### INSTRUCTIONS FOR THE TASK
Of all the lines in these entries, how many contain the string "美丽乡村游"? Give only that count.

── SUPPLIED DATA

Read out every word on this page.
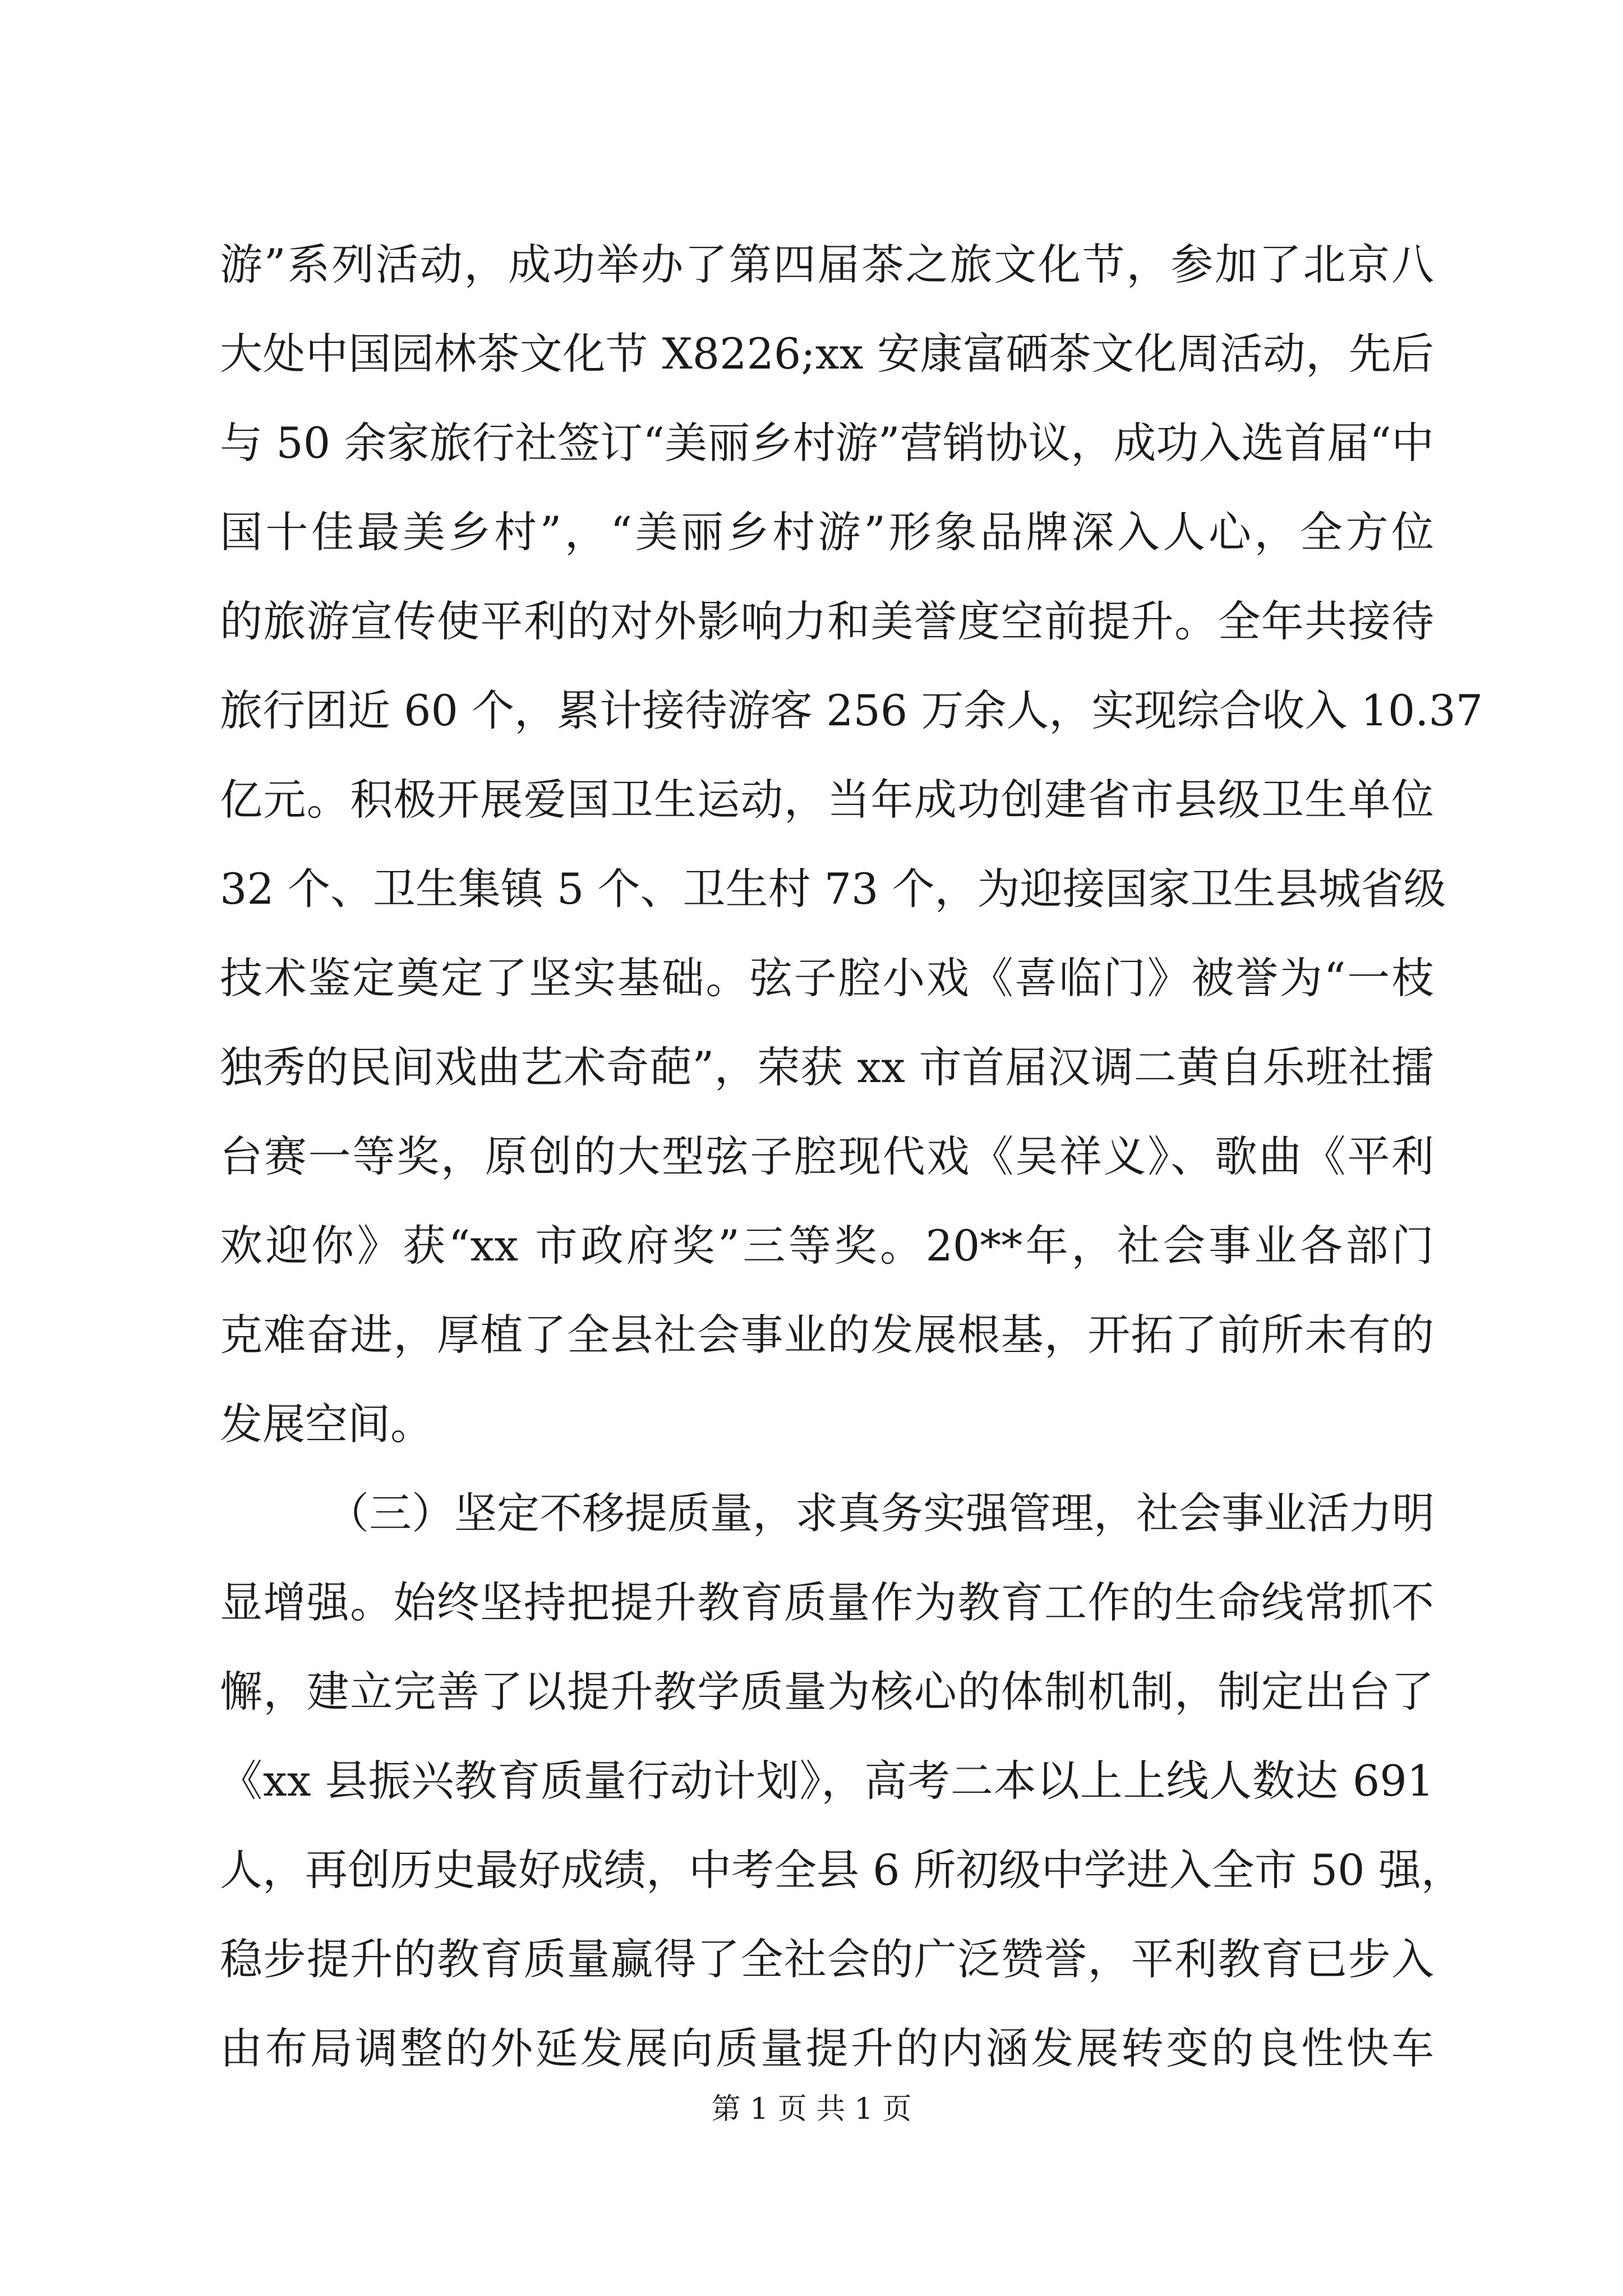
游”系列活动，成功举办了第四届茶之旅文化节，参加了北京八
大处中国园林茶文化节 X8226;xx 安康富硒茶文化周活动，先后
与 50 余家旅行社签订“美丽乡村游”营销协议，成功入选首届“中
国十佳最美乡村”，“美丽乡村游”形象品牌深入人心，全方位
的旅游宣传使平利的对外影响力和美誉度空前提升。全年共接待
旅行团近 60 个，累计接待游客 256 万余人，实现综合收入 10.37
亿元。积极开展爱国卫生运动，当年成功创建省市县级卫生单位
32 个、卫生集镇 5 个、卫生村 73 个，为迎接国家卫生县城省级
技术鉴定奠定了坚实基础。弦子腔小戏《喜临门》被誉为“一枝
独秀的民间戏曲艺术奇葩”，荣获 xx 市首届汉调二黄自乐班社擂
台赛一等奖，原创的大型弦子腔现代戏《吴祥义》、歌曲《平利
欢迎你》获“xx 市政府奖”三等奖。20**年，社会事业各部门
克难奋进，厚植了全县社会事业的发展根基，开拓了前所未有的
发展空间。
（三）坚定不移提质量，求真务实强管理，社会事业活力明
显增强。始终坚持把提升教育质量作为教育工作的生命线常抓不
懈，建立完善了以提升教学质量为核心的体制机制，制定出台了
《xx 县振兴教育质量行动计划》，高考二本以上上线人数达 691
人，再创历史最好成绩，中考全县 6 所初级中学进入全市 50 强，
稳步提升的教育质量赢得了全社会的广泛赞誉，平利教育已步入
由布局调整的外延发展向质量提升的内涵发展转变的良性快车
第 1 页 共 1 页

────

### REPLY TO THE TASK
2